WRITTEN EXERCISE
Select the lines that contain "page" and copy each of them.

━━━ TASK DATA ━━━

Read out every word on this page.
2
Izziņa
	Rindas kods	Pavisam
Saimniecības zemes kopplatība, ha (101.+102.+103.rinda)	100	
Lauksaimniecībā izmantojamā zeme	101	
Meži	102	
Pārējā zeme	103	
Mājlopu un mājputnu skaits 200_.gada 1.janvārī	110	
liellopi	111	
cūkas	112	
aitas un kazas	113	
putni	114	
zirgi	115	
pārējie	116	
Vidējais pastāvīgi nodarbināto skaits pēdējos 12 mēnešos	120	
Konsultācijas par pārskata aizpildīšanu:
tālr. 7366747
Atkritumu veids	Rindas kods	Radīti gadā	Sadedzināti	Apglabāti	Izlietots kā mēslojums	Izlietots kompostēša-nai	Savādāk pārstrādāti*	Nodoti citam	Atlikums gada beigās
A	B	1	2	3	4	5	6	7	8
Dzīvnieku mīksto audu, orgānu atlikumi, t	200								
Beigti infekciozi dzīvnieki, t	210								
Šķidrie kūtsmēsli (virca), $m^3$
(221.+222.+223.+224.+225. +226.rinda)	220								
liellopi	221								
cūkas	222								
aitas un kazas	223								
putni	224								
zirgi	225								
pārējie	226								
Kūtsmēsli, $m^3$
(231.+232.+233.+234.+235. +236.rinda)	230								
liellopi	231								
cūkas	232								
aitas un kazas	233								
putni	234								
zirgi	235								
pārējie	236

━━━
━━━ TASK DATA ━━━

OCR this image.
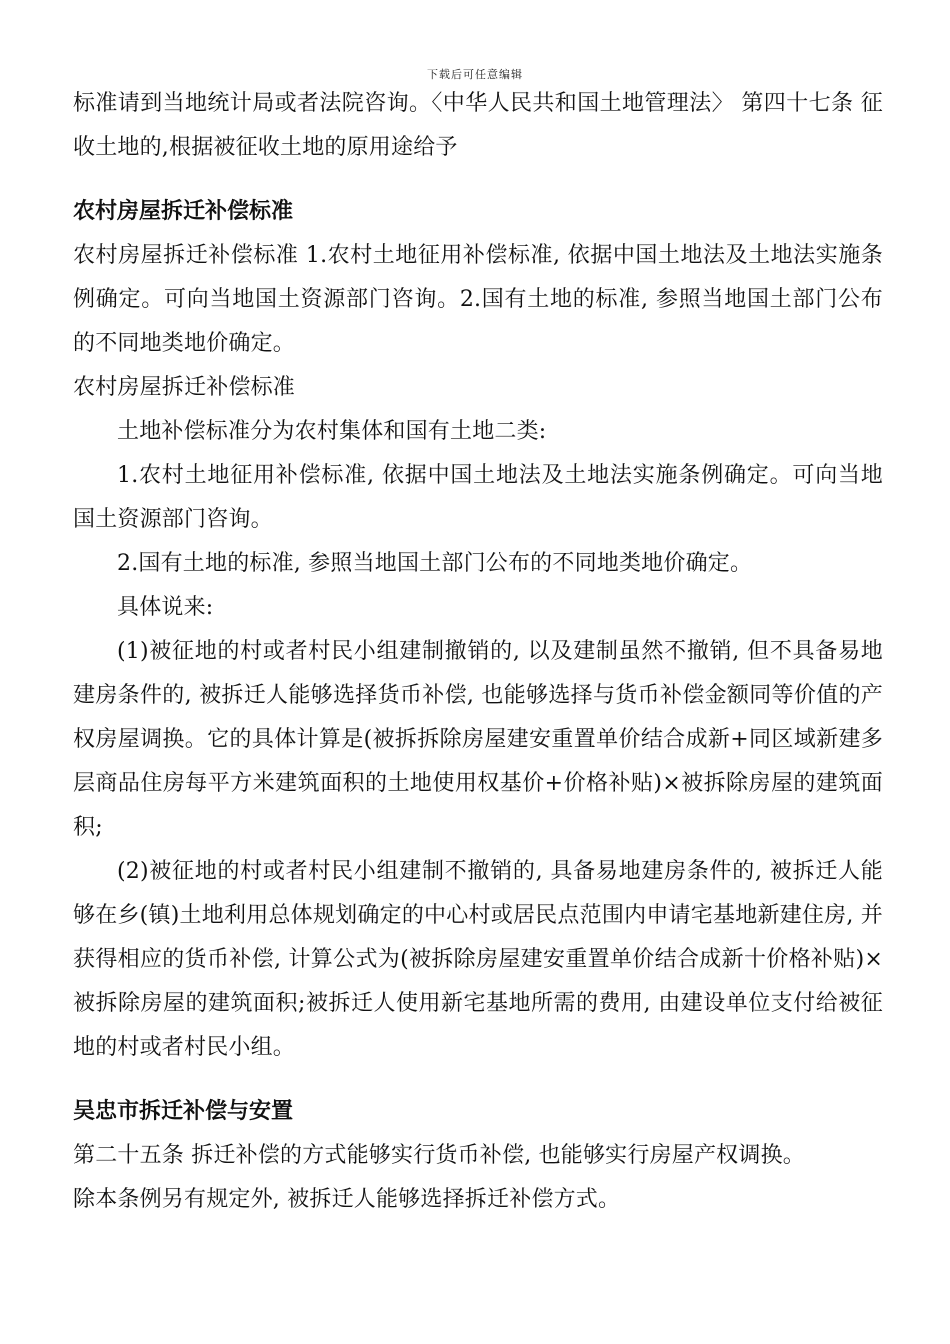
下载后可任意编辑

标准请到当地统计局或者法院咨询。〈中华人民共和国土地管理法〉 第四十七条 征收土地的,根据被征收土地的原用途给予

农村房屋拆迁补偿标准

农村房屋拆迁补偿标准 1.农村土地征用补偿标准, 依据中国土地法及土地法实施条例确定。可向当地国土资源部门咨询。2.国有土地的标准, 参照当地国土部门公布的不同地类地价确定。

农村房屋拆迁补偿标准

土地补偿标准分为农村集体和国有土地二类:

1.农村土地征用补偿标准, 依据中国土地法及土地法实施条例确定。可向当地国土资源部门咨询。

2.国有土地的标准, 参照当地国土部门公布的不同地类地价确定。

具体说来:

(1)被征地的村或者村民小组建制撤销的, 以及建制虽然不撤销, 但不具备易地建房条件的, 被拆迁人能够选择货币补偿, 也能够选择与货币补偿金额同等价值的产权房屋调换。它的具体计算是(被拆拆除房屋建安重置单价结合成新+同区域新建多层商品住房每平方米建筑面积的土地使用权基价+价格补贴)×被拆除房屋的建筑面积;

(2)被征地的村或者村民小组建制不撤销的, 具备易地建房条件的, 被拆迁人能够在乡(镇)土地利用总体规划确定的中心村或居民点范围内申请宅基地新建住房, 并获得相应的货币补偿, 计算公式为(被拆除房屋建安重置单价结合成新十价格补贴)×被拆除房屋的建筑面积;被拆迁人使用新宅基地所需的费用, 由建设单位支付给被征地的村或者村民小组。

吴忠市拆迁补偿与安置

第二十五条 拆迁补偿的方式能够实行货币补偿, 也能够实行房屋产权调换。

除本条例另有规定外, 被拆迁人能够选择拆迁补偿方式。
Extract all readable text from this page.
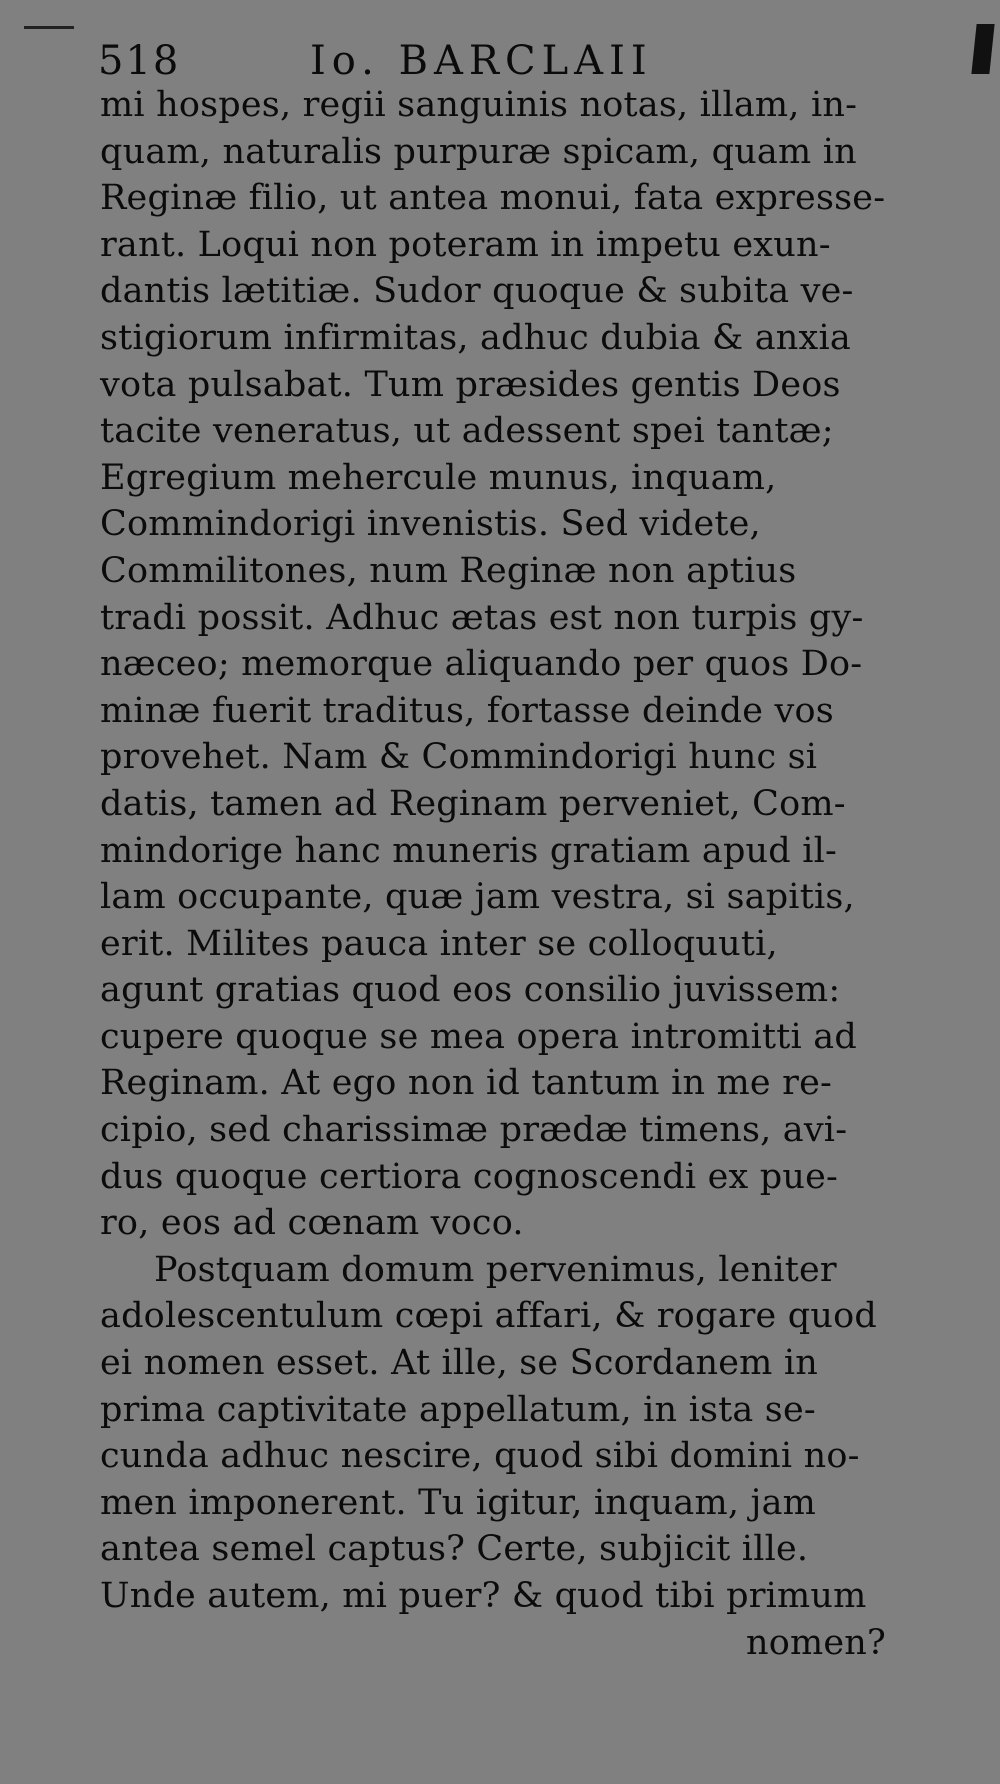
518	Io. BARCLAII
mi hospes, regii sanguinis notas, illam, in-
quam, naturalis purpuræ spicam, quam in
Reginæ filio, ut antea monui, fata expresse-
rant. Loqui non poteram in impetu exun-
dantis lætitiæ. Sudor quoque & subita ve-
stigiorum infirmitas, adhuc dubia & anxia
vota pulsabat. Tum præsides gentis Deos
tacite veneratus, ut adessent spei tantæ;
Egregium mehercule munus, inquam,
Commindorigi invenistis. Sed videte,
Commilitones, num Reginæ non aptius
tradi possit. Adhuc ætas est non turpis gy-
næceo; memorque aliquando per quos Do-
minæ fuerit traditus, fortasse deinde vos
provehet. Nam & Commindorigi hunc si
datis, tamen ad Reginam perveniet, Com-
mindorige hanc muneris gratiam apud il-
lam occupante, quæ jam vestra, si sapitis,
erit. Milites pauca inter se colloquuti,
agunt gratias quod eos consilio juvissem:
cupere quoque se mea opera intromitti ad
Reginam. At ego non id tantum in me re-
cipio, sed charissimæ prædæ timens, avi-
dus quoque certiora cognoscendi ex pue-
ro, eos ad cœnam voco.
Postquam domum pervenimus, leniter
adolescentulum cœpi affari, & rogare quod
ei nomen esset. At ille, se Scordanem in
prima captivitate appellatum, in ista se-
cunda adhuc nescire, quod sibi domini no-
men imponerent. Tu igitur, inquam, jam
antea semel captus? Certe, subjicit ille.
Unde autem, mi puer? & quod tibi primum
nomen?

━━━

SOLUTION TO THIS TASK
Read out every word on this page.
Extract all readable text from this page.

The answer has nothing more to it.